Structured figure records
-- BEGIN --
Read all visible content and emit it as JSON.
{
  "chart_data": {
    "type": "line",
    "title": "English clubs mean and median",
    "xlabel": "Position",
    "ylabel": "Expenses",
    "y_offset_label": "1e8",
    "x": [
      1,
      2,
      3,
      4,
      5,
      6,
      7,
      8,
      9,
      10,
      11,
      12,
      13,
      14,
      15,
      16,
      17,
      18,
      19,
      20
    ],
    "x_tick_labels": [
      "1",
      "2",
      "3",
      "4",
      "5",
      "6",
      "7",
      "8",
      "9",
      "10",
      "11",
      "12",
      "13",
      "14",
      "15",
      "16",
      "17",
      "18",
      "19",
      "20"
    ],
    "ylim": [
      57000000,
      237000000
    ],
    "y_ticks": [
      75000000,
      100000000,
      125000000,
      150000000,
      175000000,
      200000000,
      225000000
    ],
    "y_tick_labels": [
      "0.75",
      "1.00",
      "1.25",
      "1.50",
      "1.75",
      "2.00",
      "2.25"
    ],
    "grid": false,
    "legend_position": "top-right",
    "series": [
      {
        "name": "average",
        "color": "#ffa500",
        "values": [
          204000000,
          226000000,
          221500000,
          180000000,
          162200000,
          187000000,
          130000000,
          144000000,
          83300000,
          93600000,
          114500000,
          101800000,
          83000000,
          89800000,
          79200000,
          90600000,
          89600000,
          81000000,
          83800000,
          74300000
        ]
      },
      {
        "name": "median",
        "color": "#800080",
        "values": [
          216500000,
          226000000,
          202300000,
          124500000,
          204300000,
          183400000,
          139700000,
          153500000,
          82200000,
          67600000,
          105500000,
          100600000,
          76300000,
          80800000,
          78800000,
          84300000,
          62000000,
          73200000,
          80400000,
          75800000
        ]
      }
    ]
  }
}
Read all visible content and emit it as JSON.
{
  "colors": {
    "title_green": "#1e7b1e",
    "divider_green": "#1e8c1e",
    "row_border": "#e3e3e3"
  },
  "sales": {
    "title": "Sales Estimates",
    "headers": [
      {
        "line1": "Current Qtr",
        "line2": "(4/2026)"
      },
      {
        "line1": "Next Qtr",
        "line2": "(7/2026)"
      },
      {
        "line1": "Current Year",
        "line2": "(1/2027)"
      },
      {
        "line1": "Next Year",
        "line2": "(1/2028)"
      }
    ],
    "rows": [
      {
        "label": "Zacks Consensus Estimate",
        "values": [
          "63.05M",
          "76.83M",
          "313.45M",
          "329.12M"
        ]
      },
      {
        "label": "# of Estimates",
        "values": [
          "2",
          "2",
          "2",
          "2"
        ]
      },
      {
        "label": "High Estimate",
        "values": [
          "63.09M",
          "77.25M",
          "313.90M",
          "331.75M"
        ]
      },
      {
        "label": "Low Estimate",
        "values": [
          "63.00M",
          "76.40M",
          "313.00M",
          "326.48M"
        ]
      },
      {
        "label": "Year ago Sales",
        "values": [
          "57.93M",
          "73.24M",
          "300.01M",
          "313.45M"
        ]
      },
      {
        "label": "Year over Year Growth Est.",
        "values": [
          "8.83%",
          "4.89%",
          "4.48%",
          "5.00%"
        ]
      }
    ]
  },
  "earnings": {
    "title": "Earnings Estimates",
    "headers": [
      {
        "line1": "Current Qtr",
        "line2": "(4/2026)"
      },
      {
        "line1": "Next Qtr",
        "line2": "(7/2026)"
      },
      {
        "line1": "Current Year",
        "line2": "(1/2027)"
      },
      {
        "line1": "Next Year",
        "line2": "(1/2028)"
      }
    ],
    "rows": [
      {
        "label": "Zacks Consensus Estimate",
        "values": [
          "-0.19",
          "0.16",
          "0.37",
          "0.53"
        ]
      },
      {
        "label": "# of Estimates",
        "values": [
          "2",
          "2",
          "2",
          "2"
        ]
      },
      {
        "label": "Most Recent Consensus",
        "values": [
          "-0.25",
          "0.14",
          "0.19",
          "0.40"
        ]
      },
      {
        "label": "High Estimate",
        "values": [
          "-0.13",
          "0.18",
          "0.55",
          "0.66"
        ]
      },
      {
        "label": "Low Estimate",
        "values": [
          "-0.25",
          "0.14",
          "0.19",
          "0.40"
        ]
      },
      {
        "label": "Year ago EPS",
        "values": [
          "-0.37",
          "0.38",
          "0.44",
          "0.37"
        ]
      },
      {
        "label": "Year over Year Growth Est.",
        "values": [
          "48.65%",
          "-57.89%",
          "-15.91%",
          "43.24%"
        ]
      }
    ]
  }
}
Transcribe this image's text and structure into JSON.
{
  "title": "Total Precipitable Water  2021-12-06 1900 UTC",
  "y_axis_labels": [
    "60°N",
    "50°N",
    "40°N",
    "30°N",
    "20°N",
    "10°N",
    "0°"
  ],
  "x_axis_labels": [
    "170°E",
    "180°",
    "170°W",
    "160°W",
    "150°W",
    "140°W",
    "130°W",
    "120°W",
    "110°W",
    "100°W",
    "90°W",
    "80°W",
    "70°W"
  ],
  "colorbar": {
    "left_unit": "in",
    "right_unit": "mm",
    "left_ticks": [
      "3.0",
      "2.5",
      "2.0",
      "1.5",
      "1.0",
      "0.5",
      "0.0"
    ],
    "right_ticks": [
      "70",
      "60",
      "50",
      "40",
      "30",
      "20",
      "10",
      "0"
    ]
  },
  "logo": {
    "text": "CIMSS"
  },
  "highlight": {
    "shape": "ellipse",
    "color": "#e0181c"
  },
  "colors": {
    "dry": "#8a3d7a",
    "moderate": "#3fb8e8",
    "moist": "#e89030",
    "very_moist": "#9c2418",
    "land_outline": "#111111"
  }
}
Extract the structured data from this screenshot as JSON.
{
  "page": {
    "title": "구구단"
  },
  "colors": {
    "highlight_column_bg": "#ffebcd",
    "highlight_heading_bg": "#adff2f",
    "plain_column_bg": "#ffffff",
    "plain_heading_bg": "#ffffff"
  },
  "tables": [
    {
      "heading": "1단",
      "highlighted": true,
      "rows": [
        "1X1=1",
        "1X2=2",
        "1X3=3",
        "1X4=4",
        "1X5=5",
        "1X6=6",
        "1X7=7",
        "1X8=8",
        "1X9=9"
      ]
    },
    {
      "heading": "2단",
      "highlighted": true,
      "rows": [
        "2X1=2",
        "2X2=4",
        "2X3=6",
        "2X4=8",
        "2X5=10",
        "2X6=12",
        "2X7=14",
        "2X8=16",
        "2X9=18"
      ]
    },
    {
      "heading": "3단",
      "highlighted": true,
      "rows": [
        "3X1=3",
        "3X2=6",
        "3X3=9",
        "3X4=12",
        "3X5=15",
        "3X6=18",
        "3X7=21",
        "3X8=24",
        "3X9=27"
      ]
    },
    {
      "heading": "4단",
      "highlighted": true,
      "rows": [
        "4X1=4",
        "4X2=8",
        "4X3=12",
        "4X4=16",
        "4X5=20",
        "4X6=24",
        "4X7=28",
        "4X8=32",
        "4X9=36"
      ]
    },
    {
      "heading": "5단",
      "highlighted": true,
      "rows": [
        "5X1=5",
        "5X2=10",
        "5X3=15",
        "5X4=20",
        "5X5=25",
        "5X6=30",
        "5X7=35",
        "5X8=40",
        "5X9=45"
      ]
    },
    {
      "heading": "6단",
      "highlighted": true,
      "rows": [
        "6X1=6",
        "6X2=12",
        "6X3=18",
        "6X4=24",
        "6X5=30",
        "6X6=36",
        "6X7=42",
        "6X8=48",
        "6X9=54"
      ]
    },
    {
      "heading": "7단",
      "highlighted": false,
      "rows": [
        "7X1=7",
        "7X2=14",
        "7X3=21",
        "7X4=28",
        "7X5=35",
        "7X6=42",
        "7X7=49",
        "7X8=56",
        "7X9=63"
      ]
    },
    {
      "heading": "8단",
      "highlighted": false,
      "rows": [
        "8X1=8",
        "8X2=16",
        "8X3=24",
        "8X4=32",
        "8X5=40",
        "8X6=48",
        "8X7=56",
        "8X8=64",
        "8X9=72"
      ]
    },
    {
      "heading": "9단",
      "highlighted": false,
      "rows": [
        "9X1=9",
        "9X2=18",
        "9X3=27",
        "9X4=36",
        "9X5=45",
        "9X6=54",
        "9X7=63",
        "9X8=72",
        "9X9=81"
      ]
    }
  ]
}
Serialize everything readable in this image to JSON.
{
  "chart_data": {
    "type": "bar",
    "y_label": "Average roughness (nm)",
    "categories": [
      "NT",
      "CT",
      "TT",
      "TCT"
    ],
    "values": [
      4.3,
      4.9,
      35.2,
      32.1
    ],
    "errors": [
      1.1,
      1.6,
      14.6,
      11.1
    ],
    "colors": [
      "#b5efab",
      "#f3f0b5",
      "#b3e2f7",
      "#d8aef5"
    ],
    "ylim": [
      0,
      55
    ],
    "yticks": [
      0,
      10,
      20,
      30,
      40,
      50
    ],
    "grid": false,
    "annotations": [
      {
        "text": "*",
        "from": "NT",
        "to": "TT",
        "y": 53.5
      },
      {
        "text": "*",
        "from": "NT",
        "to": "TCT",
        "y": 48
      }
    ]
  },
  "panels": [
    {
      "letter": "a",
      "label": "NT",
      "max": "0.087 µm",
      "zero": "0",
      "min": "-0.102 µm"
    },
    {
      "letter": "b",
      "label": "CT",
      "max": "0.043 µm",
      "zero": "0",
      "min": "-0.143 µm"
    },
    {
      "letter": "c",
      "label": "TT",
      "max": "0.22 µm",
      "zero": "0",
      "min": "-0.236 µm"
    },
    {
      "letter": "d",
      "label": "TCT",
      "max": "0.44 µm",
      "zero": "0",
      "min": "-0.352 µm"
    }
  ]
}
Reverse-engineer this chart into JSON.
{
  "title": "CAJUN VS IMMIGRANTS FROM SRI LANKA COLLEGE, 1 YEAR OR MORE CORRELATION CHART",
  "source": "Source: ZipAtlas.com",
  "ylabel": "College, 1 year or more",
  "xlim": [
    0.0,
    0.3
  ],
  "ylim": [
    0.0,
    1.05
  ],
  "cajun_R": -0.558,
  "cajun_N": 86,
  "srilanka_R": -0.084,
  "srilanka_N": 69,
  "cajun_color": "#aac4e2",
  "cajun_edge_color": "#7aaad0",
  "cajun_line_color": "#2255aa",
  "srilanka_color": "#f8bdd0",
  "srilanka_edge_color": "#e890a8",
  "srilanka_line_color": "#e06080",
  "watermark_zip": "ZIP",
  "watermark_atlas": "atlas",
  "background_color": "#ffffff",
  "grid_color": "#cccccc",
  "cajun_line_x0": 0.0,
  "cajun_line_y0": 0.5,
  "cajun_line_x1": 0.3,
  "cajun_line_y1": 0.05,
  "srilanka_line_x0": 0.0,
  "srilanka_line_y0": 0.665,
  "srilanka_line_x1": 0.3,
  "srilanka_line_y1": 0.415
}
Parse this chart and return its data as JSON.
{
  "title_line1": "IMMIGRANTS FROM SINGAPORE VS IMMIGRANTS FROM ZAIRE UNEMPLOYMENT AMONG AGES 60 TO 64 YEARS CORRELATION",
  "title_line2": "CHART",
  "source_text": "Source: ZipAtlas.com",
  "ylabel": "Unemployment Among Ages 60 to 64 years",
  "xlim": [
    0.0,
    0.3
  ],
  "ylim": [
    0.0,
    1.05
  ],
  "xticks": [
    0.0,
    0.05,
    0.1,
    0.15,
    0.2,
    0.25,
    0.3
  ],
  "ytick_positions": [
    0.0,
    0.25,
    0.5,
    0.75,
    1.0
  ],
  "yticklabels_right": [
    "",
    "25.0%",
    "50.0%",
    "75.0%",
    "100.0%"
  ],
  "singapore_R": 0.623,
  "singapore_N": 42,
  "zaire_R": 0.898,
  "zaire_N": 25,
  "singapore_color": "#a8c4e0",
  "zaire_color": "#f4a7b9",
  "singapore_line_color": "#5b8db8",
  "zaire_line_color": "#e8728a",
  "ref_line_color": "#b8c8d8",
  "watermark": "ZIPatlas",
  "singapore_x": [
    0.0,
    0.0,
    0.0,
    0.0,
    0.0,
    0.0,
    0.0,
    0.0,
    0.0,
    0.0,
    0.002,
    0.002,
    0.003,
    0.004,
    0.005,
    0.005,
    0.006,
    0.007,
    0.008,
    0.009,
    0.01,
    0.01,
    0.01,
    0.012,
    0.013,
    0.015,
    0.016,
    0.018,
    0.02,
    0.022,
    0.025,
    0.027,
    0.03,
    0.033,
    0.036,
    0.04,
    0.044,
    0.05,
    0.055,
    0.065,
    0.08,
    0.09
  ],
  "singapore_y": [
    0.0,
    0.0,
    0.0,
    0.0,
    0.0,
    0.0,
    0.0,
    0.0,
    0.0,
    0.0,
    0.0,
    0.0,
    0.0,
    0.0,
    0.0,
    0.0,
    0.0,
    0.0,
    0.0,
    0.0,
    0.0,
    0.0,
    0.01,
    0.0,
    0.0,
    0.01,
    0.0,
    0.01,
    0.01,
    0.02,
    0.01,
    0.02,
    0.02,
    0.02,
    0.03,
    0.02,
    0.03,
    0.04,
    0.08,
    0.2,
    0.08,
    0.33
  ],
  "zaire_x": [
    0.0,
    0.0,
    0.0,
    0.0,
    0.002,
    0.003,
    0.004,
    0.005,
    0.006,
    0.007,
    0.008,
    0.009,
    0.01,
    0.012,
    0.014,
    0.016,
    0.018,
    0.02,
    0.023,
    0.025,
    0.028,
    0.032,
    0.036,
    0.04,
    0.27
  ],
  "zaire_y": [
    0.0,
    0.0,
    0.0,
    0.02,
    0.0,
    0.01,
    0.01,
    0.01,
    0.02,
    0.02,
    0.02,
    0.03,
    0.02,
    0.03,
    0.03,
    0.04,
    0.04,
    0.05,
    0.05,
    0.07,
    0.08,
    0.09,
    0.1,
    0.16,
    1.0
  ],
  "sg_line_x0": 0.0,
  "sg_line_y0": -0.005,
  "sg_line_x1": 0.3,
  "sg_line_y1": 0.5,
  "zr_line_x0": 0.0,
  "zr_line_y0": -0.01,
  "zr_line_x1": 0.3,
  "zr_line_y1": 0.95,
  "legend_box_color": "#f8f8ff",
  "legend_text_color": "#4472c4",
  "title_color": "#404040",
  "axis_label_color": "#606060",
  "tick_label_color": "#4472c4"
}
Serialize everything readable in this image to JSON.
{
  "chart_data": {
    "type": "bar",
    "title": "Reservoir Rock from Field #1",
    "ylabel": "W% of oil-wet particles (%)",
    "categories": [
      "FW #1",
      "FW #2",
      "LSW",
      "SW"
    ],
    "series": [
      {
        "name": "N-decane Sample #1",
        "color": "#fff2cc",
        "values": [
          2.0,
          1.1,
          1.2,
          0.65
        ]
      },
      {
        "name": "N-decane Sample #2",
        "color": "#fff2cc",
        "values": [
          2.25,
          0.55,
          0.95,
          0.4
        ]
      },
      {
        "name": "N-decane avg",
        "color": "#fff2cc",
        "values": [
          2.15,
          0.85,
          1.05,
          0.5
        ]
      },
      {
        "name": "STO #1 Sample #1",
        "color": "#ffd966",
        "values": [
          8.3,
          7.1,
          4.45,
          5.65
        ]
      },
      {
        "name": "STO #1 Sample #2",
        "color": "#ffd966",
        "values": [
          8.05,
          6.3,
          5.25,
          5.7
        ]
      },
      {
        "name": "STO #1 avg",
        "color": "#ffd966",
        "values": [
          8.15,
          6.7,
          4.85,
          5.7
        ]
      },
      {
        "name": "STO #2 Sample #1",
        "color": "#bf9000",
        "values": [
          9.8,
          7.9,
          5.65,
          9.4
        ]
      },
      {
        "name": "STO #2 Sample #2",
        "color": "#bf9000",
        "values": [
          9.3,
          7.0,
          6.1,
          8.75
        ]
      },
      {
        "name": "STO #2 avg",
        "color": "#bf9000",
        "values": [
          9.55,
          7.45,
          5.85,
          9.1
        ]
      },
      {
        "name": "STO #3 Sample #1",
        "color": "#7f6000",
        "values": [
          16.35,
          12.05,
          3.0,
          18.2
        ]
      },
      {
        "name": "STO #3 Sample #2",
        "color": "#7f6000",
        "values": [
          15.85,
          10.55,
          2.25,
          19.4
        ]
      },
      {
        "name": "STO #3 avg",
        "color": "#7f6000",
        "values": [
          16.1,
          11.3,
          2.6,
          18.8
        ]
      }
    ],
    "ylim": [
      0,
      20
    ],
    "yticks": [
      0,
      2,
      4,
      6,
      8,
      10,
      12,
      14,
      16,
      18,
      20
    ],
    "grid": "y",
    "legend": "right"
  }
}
-- END --
### Exercise details
Collect the complete line wherever the string "Estimates" appears in the records.

### Correct response
    "title": "Sales Estimates",
        "label": "# of Estimates",
    "title": "Earnings Estimates",
        "label": "# of Estimates",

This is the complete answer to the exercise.